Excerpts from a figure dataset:
»»
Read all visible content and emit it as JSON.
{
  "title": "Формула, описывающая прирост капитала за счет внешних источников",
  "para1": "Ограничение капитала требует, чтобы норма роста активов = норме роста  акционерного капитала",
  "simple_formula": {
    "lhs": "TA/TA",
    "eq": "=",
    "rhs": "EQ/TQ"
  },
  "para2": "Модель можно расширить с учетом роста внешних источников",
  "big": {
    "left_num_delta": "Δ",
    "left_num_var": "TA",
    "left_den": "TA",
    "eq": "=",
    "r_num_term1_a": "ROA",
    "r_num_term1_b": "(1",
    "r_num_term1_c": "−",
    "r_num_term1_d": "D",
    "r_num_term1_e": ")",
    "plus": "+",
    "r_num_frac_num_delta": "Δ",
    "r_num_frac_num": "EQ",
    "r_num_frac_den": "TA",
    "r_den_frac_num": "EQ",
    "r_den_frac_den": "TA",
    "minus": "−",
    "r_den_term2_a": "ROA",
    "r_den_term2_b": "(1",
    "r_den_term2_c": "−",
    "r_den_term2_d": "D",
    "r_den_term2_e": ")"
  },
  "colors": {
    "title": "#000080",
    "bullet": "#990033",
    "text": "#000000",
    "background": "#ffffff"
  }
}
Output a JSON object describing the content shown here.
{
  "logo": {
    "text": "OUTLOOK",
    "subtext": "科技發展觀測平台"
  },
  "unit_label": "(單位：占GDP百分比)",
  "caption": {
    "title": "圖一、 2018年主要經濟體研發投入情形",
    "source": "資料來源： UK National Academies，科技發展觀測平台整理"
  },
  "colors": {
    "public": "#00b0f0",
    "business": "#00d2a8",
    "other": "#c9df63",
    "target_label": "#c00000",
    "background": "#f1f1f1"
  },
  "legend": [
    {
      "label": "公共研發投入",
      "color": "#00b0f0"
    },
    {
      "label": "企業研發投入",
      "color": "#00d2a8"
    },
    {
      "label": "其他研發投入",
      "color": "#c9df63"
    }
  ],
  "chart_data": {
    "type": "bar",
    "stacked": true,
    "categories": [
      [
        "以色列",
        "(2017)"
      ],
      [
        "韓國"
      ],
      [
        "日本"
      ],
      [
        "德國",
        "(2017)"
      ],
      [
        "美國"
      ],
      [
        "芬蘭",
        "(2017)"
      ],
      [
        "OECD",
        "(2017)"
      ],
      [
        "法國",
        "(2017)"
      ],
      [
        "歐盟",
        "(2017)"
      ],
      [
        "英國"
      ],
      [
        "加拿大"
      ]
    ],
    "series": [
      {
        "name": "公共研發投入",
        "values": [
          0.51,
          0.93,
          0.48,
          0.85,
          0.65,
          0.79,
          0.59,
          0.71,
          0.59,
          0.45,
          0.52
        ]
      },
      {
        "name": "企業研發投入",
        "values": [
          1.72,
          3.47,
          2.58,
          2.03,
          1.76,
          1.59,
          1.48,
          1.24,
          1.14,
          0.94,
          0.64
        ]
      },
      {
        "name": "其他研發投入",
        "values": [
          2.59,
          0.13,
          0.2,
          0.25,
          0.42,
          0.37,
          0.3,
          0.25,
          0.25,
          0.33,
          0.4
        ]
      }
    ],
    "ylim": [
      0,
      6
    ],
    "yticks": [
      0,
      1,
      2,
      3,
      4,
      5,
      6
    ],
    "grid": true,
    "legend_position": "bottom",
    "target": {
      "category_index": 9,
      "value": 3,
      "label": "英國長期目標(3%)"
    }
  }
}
««
» **EXERCISE**:
Copy every line that includes the string "background" from the material above.

» **EXERCISE SOLUTION**:
    "background": "#ffffff"
    "background": "#f1f1f1"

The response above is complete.